------ Records for processing

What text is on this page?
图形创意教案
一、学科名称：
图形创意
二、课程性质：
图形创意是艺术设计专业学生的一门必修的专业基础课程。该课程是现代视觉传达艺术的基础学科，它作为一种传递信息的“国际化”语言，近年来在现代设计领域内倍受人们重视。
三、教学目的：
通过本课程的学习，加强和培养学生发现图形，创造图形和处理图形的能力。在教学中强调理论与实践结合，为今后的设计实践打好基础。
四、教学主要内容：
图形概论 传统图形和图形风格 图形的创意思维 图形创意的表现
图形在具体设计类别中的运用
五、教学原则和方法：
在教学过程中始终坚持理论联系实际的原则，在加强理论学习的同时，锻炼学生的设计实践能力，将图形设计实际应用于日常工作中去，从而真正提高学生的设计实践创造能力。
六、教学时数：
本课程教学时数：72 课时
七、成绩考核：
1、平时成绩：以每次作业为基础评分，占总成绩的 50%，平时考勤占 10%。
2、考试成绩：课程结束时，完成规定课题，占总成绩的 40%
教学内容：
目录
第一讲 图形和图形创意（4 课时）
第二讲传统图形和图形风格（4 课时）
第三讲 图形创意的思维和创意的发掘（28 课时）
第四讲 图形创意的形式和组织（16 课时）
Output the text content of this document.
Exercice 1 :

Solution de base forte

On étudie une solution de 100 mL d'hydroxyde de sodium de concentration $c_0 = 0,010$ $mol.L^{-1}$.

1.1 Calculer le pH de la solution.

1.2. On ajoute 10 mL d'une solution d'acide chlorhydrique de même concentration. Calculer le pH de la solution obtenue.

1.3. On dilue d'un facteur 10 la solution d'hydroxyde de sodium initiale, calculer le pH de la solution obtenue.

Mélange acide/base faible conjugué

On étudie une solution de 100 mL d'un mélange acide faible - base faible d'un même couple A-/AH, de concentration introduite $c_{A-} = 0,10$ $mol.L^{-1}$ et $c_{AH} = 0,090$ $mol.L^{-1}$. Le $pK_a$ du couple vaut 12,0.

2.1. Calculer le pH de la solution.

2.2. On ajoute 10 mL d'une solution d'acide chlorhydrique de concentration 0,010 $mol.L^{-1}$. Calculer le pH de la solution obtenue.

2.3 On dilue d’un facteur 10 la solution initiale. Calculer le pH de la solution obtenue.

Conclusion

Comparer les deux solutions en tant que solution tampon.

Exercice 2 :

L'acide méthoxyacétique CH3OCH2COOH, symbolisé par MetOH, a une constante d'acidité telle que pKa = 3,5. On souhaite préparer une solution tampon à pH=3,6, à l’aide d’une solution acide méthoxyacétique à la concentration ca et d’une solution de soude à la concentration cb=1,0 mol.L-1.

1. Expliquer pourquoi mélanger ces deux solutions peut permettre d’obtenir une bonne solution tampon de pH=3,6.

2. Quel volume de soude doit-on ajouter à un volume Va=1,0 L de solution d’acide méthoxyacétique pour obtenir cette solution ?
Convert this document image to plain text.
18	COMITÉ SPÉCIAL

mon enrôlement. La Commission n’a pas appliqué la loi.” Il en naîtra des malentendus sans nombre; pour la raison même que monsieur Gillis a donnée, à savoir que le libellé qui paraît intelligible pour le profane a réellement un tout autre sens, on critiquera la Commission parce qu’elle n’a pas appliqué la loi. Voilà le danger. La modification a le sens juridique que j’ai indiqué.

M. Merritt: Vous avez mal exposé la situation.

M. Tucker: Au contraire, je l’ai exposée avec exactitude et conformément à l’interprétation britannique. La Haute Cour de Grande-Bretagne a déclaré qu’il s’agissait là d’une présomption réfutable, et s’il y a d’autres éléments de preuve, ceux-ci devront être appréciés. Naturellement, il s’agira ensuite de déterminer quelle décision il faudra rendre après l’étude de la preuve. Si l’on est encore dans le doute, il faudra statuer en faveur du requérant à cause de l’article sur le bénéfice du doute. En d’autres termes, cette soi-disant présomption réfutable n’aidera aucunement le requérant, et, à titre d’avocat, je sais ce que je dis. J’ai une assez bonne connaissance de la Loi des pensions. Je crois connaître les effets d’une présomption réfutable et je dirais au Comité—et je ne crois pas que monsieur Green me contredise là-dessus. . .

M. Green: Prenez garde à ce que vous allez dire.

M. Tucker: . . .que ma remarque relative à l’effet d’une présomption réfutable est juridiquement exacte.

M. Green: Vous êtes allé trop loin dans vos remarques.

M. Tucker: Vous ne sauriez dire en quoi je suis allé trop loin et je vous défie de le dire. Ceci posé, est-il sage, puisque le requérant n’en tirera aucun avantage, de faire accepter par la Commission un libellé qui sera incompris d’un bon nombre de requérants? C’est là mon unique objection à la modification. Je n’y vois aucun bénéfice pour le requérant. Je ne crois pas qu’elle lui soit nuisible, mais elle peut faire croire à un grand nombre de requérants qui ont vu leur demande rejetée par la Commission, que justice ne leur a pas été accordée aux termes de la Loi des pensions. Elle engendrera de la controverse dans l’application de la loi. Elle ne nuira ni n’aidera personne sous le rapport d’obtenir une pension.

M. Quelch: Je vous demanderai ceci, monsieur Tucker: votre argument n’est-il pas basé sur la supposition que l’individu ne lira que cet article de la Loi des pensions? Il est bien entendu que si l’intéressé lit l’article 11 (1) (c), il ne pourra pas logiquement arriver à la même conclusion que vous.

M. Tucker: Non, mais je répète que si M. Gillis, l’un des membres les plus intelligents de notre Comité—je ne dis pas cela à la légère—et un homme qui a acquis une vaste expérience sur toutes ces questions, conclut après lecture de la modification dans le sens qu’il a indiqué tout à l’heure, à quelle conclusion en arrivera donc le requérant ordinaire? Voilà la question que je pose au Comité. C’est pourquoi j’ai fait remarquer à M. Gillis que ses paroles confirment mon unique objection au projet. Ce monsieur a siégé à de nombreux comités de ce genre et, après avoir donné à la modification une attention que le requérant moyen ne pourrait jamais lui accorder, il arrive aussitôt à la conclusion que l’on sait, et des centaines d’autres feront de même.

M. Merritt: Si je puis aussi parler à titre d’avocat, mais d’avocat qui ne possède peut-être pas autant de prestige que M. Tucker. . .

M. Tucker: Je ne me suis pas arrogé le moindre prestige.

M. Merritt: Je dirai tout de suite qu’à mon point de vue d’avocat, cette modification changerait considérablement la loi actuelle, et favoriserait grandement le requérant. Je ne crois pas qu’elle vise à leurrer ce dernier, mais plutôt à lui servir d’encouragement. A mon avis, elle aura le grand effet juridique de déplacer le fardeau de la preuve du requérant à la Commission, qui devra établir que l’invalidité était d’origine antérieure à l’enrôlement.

------------

# [Task instructions]
Write down all the entries again without a single difference.

# [Complete answer]
What text is on this page?
图形创意教案
一、学科名称：
图形创意
二、课程性质：
图形创意是艺术设计专业学生的一门必修的专业基础课程。该课程是现代视觉传达艺术的基础学科，它作为一种传递信息的“国际化”语言，近年来在现代设计领域内倍受人们重视。
三、教学目的：
通过本课程的学习，加强和培养学生发现图形，创造图形和处理图形的能力。在教学中强调理论与实践结合，为今后的设计实践打好基础。
四、教学主要内容：
图形概论 传统图形和图形风格 图形的创意思维 图形创意的表现
图形在具体设计类别中的运用
五、教学原则和方法：
在教学过程中始终坚持理论联系实际的原则，在加强理论学习的同时，锻炼学生的设计实践能力，将图形设计实际应用于日常工作中去，从而真正提高学生的设计实践创造能力。
六、教学时数：
本课程教学时数：72 课时
七、成绩考核：
1、平时成绩：以每次作业为基础评分，占总成绩的 50%，平时考勤占 10%。
2、考试成绩：课程结束时，完成规定课题，占总成绩的 40%
教学内容：
目录
第一讲 图形和图形创意（4 课时）
第二讲传统图形和图形风格（4 课时）
第三讲 图形创意的思维和创意的发掘（28 课时）
第四讲 图形创意的形式和组织（16 课时）
Output the text content of this document.
Exercice 1 :

Solution de base forte

On étudie une solution de 100 mL d'hydroxyde de sodium de concentration $c_0 = 0,010$ $mol.L^{-1}$.

1.1 Calculer le pH de la solution.

1.2. On ajoute 10 mL d'une solution d'acide chlorhydrique de même concentration. Calculer le pH de la solution obtenue.

1.3. On dilue d'un facteur 10 la solution d'hydroxyde de sodium initiale, calculer le pH de la solution obtenue.

Mélange acide/base faible conjugué

On étudie une solution de 100 mL d'un mélange acide faible - base faible d'un même couple A-/AH, de concentration introduite $c_{A-} = 0,10$ $mol.L^{-1}$ et $c_{AH} = 0,090$ $mol.L^{-1}$. Le $pK_a$ du couple vaut 12,0.

2.1. Calculer le pH de la solution.

2.2. On ajoute 10 mL d'une solution d'acide chlorhydrique de concentration 0,010 $mol.L^{-1}$. Calculer le pH de la solution obtenue.

2.3 On dilue d’un facteur 10 la solution initiale. Calculer le pH de la solution obtenue.

Conclusion

Comparer les deux solutions en tant que solution tampon.

Exercice 2 :

L'acide méthoxyacétique CH3OCH2COOH, symbolisé par MetOH, a une constante d'acidité telle que pKa = 3,5. On souhaite préparer une solution tampon à pH=3,6, à l’aide d’une solution acide méthoxyacétique à la concentration ca et d’une solution de soude à la concentration cb=1,0 mol.L-1.

1. Expliquer pourquoi mélanger ces deux solutions peut permettre d’obtenir une bonne solution tampon de pH=3,6.

2. Quel volume de soude doit-on ajouter à un volume Va=1,0 L de solution d’acide méthoxyacétique pour obtenir cette solution ?
Convert this document image to plain text.
18	COMITÉ SPÉCIAL

mon enrôlement. La Commission n’a pas appliqué la loi.” Il en naîtra des malentendus sans nombre; pour la raison même que monsieur Gillis a donnée, à savoir que le libellé qui paraît intelligible pour le profane a réellement un tout autre sens, on critiquera la Commission parce qu’elle n’a pas appliqué la loi. Voilà le danger. La modification a le sens juridique que j’ai indiqué.

M. Merritt: Vous avez mal exposé la situation.

M. Tucker: Au contraire, je l’ai exposée avec exactitude et conformément à l’interprétation britannique. La Haute Cour de Grande-Bretagne a déclaré qu’il s’agissait là d’une présomption réfutable, et s’il y a d’autres éléments de preuve, ceux-ci devront être appréciés. Naturellement, il s’agira ensuite de déterminer quelle décision il faudra rendre après l’étude de la preuve. Si l’on est encore dans le doute, il faudra statuer en faveur du requérant à cause de l’article sur le bénéfice du doute. En d’autres termes, cette soi-disant présomption réfutable n’aidera aucunement le requérant, et, à titre d’avocat, je sais ce que je dis. J’ai une assez bonne connaissance de la Loi des pensions. Je crois connaître les effets d’une présomption réfutable et je dirais au Comité—et je ne crois pas que monsieur Green me contredise là-dessus. . .

M. Green: Prenez garde à ce que vous allez dire.

M. Tucker: . . .que ma remarque relative à l’effet d’une présomption réfutable est juridiquement exacte.

M. Green: Vous êtes allé trop loin dans vos remarques.

M. Tucker: Vous ne sauriez dire en quoi je suis allé trop loin et je vous défie de le dire. Ceci posé, est-il sage, puisque le requérant n’en tirera aucun avantage, de faire accepter par la Commission un libellé qui sera incompris d’un bon nombre de requérants? C’est là mon unique objection à la modification. Je n’y vois aucun bénéfice pour le requérant. Je ne crois pas qu’elle lui soit nuisible, mais elle peut faire croire à un grand nombre de requérants qui ont vu leur demande rejetée par la Commission, que justice ne leur a pas été accordée aux termes de la Loi des pensions. Elle engendrera de la controverse dans l’application de la loi. Elle ne nuira ni n’aidera personne sous le rapport d’obtenir une pension.

M. Quelch: Je vous demanderai ceci, monsieur Tucker: votre argument n’est-il pas basé sur la supposition que l’individu ne lira que cet article de la Loi des pensions? Il est bien entendu que si l’intéressé lit l’article 11 (1) (c), il ne pourra pas logiquement arriver à la même conclusion que vous.

M. Tucker: Non, mais je répète que si M. Gillis, l’un des membres les plus intelligents de notre Comité—je ne dis pas cela à la légère—et un homme qui a acquis une vaste expérience sur toutes ces questions, conclut après lecture de la modification dans le sens qu’il a indiqué tout à l’heure, à quelle conclusion en arrivera donc le requérant ordinaire? Voilà la question que je pose au Comité. C’est pourquoi j’ai fait remarquer à M. Gillis que ses paroles confirment mon unique objection au projet. Ce monsieur a siégé à de nombreux comités de ce genre et, après avoir donné à la modification une attention que le requérant moyen ne pourrait jamais lui accorder, il arrive aussitôt à la conclusion que l’on sait, et des centaines d’autres feront de même.

M. Merritt: Si je puis aussi parler à titre d’avocat, mais d’avocat qui ne possède peut-être pas autant de prestige que M. Tucker. . .

M. Tucker: Je ne me suis pas arrogé le moindre prestige.

M. Merritt: Je dirai tout de suite qu’à mon point de vue d’avocat, cette modification changerait considérablement la loi actuelle, et favoriserait grandement le requérant. Je ne crois pas qu’elle vise à leurrer ce dernier, mais plutôt à lui servir d’encouragement. A mon avis, elle aura le grand effet juridique de déplacer le fardeau de la preuve du requérant à la Commission, qui devra établir que l’invalidité était d’origine antérieure à l’enrôlement.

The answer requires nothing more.